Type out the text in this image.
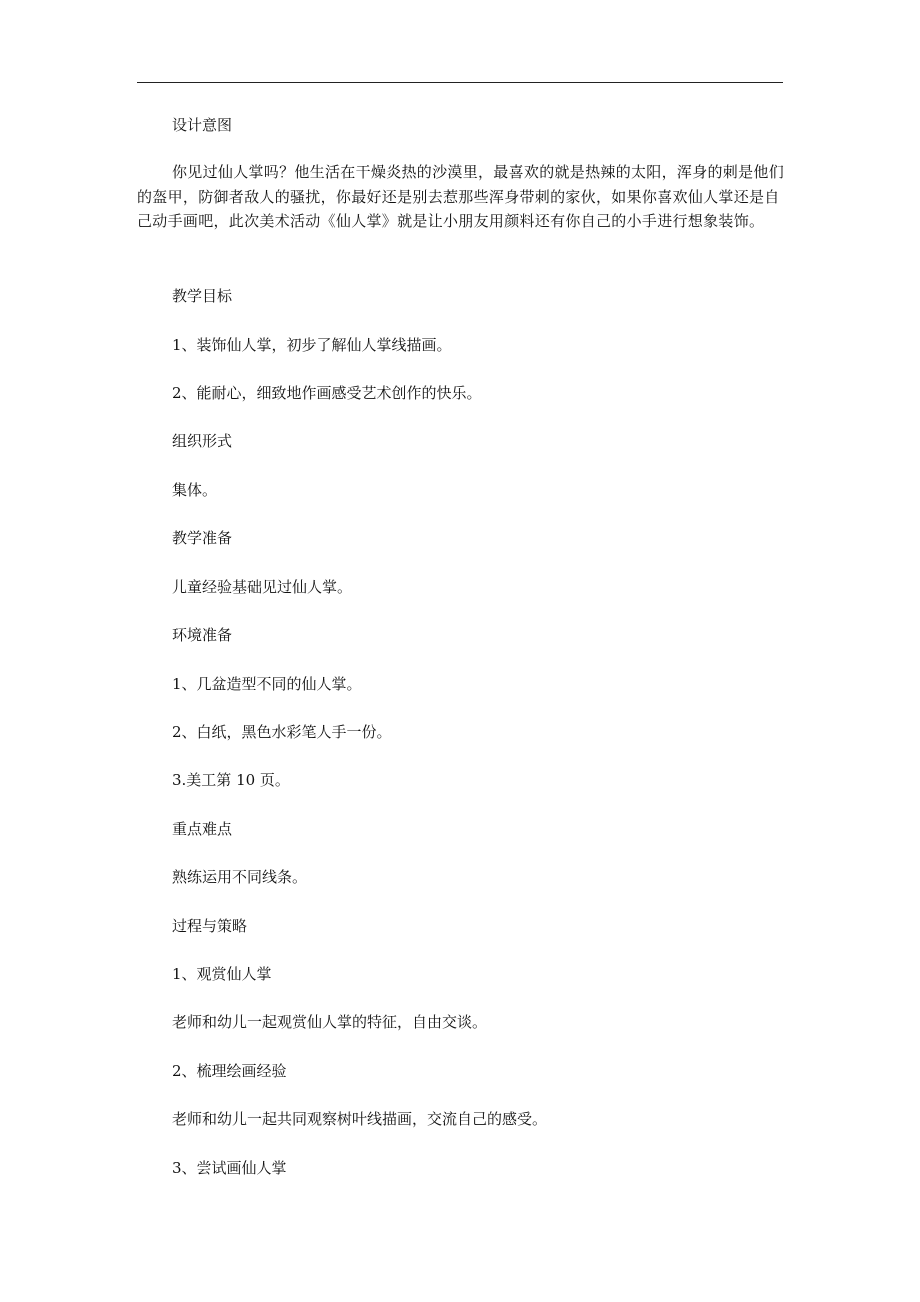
设计意图
你见过仙人掌吗？他生活在干燥炎热的沙漠里，最喜欢的就是热辣的太阳，浑身的刺是他们的盔甲，防御者敌人的骚扰，你最好还是别去惹那些浑身带刺的家伙，如果你喜欢仙人掌还是自己动手画吧，此次美术活动《仙人掌》就是让小朋友用颜料还有你自己的小手进行想象装饰。
教学目标
1、装饰仙人掌，初步了解仙人掌线描画。
2、能耐心，细致地作画感受艺术创作的快乐。
组织形式
集体。
教学准备
儿童经验基础见过仙人掌。
环境准备
1、几盆造型不同的仙人掌。
2、白纸，黑色水彩笔人手一份。
3.美工第 10 页。
重点难点
熟练运用不同线条。
过程与策略
1、观赏仙人掌
老师和幼儿一起观赏仙人掌的特征，自由交谈。
2、梳理绘画经验
老师和幼儿一起共同观察树叶线描画，交流自己的感受。
3、尝试画仙人掌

*-*-*

• **Work to do**
Without the pictures, return all the records precisely as they stand.

• **Solution**
Type out the text in this image.
设计意图
你见过仙人掌吗？他生活在干燥炎热的沙漠里，最喜欢的就是热辣的太阳，浑身的刺是他们的盔甲，防御者敌人的骚扰，你最好还是别去惹那些浑身带刺的家伙，如果你喜欢仙人掌还是自己动手画吧，此次美术活动《仙人掌》就是让小朋友用颜料还有你自己的小手进行想象装饰。
教学目标
1、装饰仙人掌，初步了解仙人掌线描画。
2、能耐心，细致地作画感受艺术创作的快乐。
组织形式
集体。
教学准备
儿童经验基础见过仙人掌。
环境准备
1、几盆造型不同的仙人掌。
2、白纸，黑色水彩笔人手一份。
3.美工第 10 页。
重点难点
熟练运用不同线条。
过程与策略
1、观赏仙人掌
老师和幼儿一起观赏仙人掌的特征，自由交谈。
2、梳理绘画经验
老师和幼儿一起共同观察树叶线描画，交流自己的感受。
3、尝试画仙人掌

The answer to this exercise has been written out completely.